In the entries below, how many lines hold the string "juillet"? Give only the number.

→ AVAILABLE DATA:
━━━━
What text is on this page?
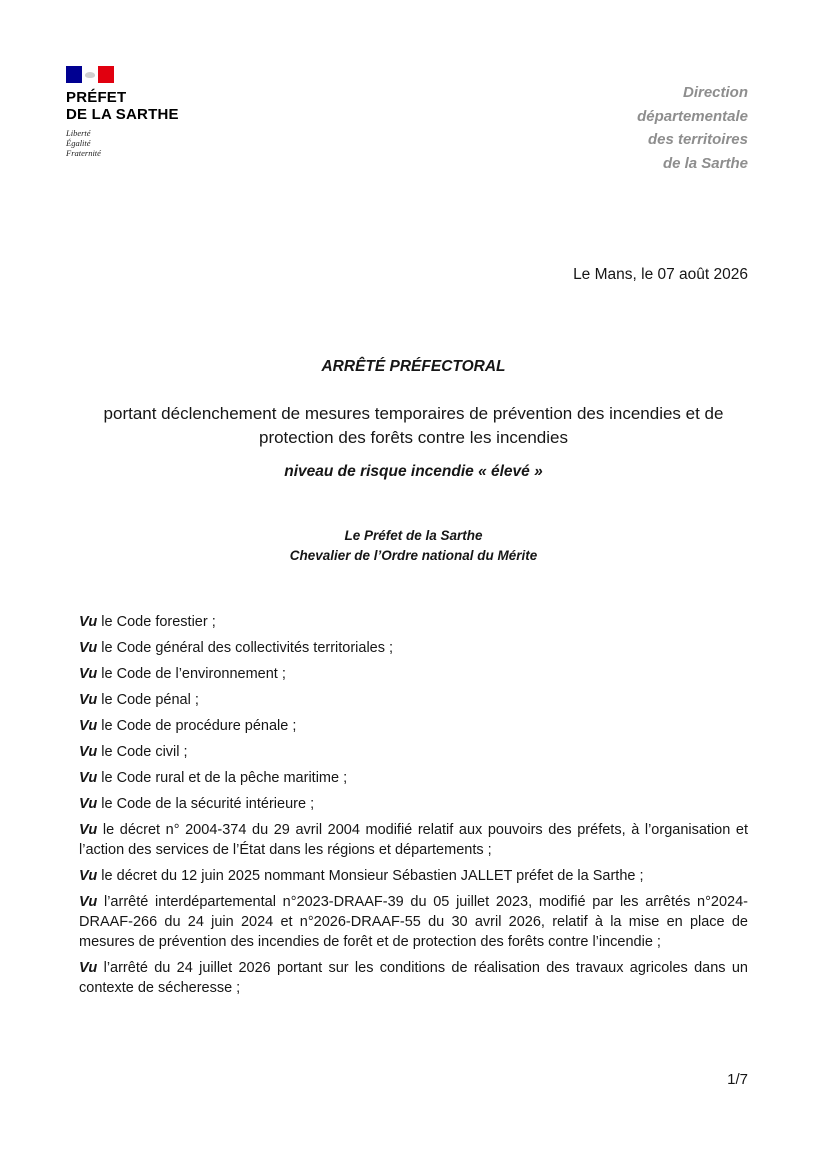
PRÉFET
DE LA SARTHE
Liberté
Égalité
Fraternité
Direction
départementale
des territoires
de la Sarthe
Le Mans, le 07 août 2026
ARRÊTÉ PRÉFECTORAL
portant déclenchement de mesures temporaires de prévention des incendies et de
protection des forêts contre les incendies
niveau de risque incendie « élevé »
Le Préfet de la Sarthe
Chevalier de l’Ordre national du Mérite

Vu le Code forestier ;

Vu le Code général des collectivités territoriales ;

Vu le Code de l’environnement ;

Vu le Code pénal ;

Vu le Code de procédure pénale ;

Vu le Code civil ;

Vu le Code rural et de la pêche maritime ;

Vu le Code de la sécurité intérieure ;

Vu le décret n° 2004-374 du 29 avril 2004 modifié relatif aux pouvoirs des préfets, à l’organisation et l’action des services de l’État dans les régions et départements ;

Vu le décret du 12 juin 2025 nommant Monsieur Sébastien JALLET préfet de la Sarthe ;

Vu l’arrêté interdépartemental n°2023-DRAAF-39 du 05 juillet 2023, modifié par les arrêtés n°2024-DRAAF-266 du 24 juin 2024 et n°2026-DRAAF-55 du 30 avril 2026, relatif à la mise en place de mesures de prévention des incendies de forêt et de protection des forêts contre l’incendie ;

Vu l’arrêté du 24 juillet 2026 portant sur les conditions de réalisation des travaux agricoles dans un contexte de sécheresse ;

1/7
━━━━
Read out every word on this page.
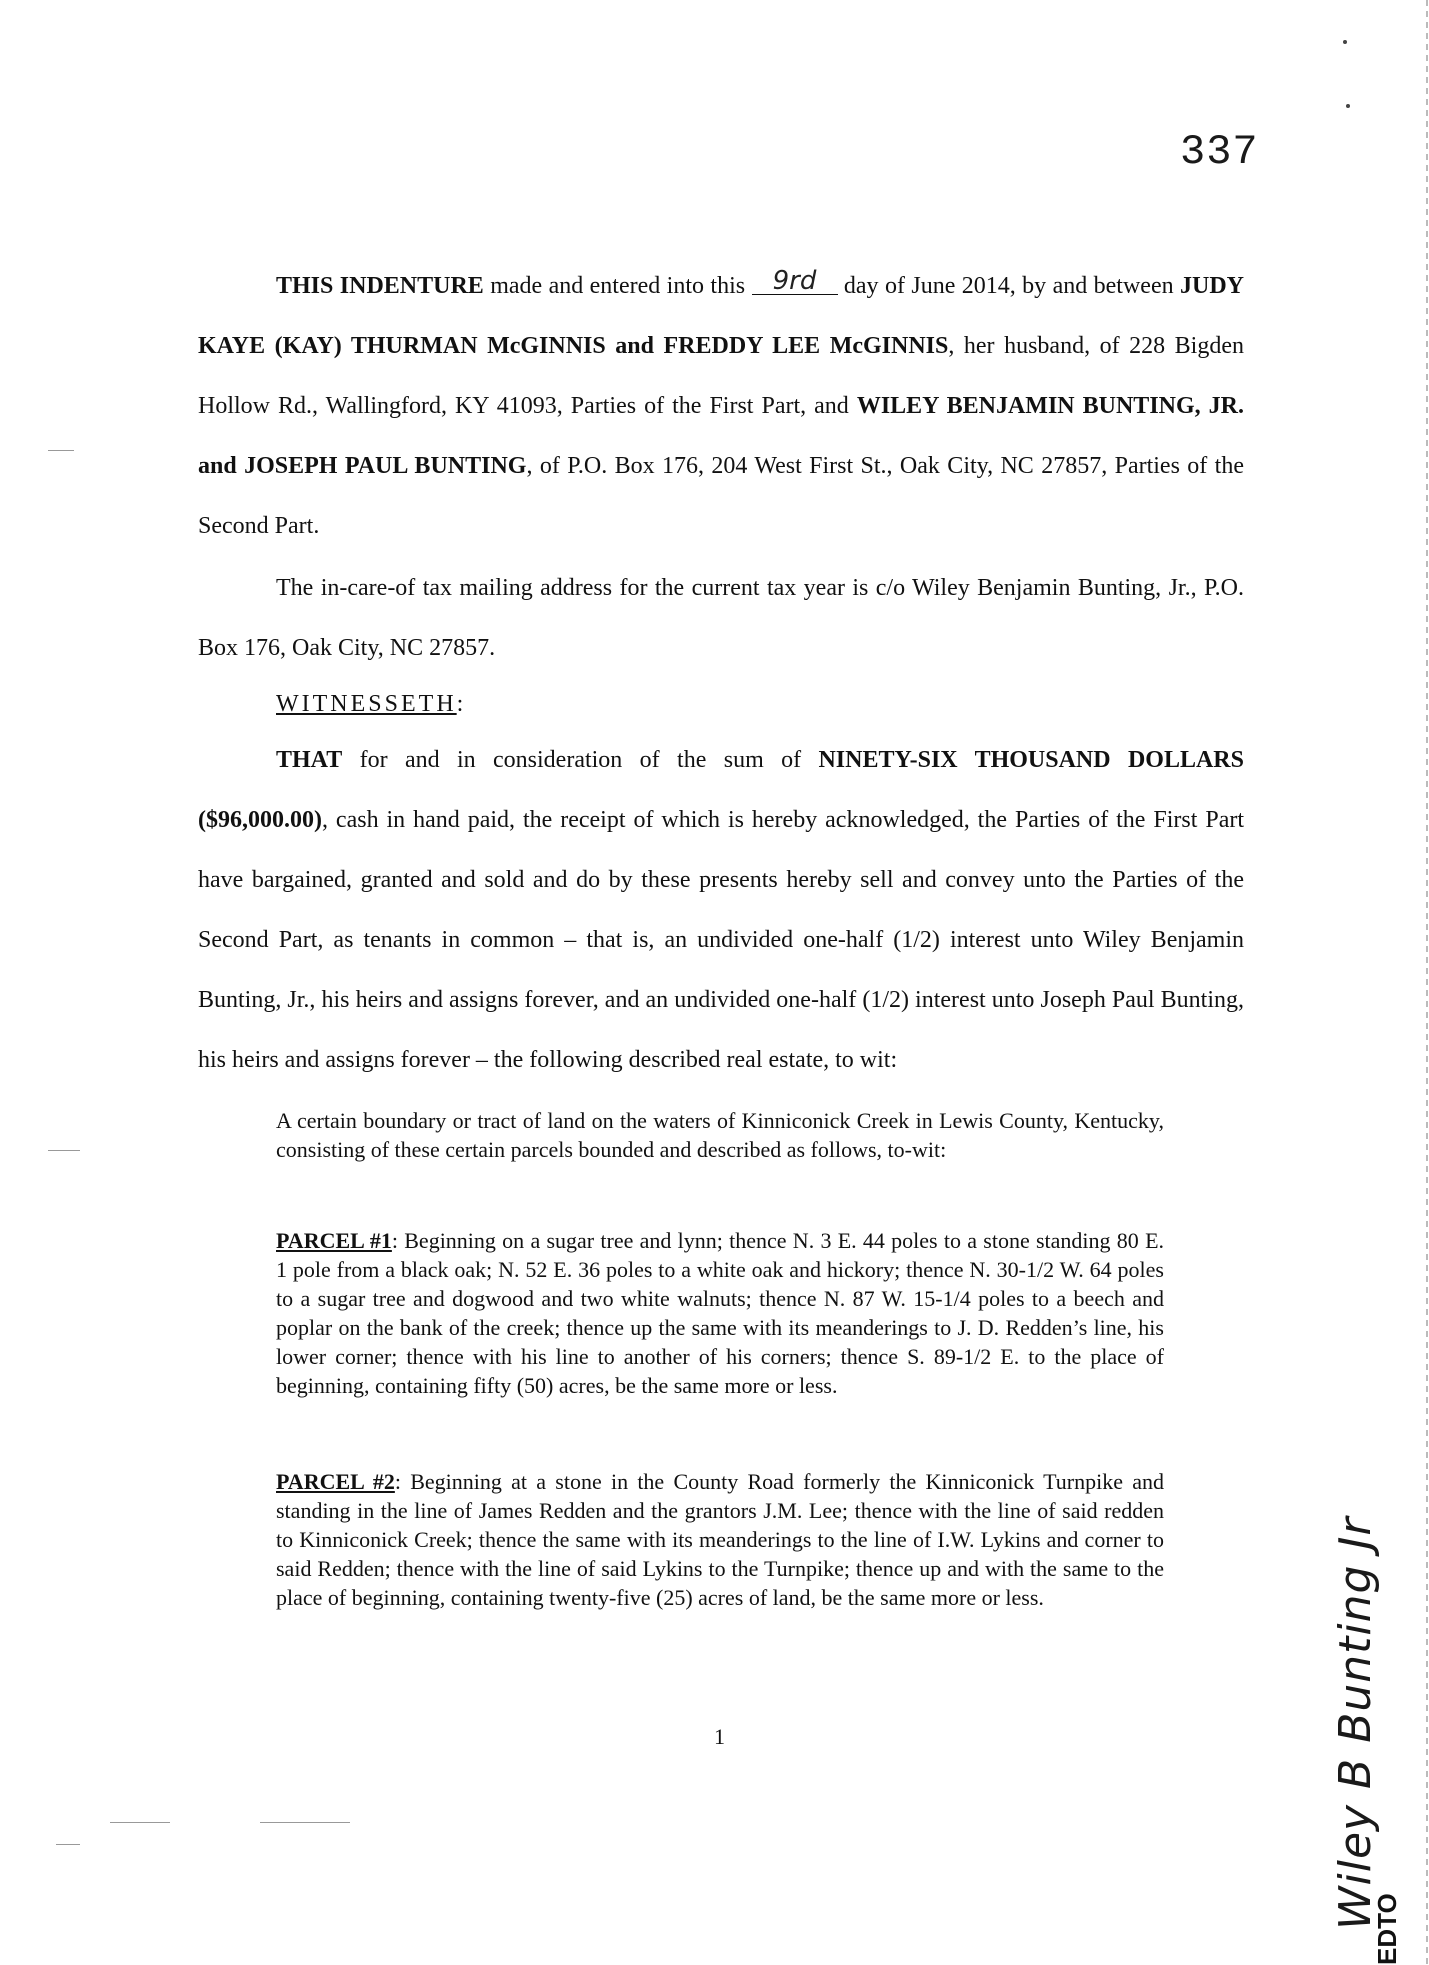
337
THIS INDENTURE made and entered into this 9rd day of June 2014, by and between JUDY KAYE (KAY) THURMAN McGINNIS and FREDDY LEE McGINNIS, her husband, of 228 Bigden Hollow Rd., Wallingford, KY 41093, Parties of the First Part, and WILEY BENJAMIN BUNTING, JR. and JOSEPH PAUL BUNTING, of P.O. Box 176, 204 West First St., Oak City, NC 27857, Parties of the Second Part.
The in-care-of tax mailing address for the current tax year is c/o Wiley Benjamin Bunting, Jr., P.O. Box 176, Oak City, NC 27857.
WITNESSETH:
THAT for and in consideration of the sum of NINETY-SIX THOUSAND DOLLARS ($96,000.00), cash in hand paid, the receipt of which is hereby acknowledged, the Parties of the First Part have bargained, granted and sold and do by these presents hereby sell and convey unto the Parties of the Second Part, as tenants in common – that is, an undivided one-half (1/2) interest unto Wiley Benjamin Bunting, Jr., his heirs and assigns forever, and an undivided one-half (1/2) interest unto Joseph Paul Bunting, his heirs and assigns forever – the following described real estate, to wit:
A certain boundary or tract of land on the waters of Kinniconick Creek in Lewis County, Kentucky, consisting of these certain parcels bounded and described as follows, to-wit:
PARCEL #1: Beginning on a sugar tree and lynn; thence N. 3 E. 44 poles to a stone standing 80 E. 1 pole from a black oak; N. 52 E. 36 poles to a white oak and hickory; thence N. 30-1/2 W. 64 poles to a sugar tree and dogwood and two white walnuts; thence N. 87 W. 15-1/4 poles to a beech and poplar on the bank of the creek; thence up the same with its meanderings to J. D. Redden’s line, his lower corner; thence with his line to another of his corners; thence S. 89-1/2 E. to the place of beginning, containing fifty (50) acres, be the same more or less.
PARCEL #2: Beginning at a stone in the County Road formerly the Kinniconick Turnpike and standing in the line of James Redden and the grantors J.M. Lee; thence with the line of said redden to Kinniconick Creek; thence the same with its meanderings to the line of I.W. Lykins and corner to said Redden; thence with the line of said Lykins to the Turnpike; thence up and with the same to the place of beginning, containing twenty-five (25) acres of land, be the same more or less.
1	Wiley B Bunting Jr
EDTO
━━━━
→ FINISHED ANSWER: 2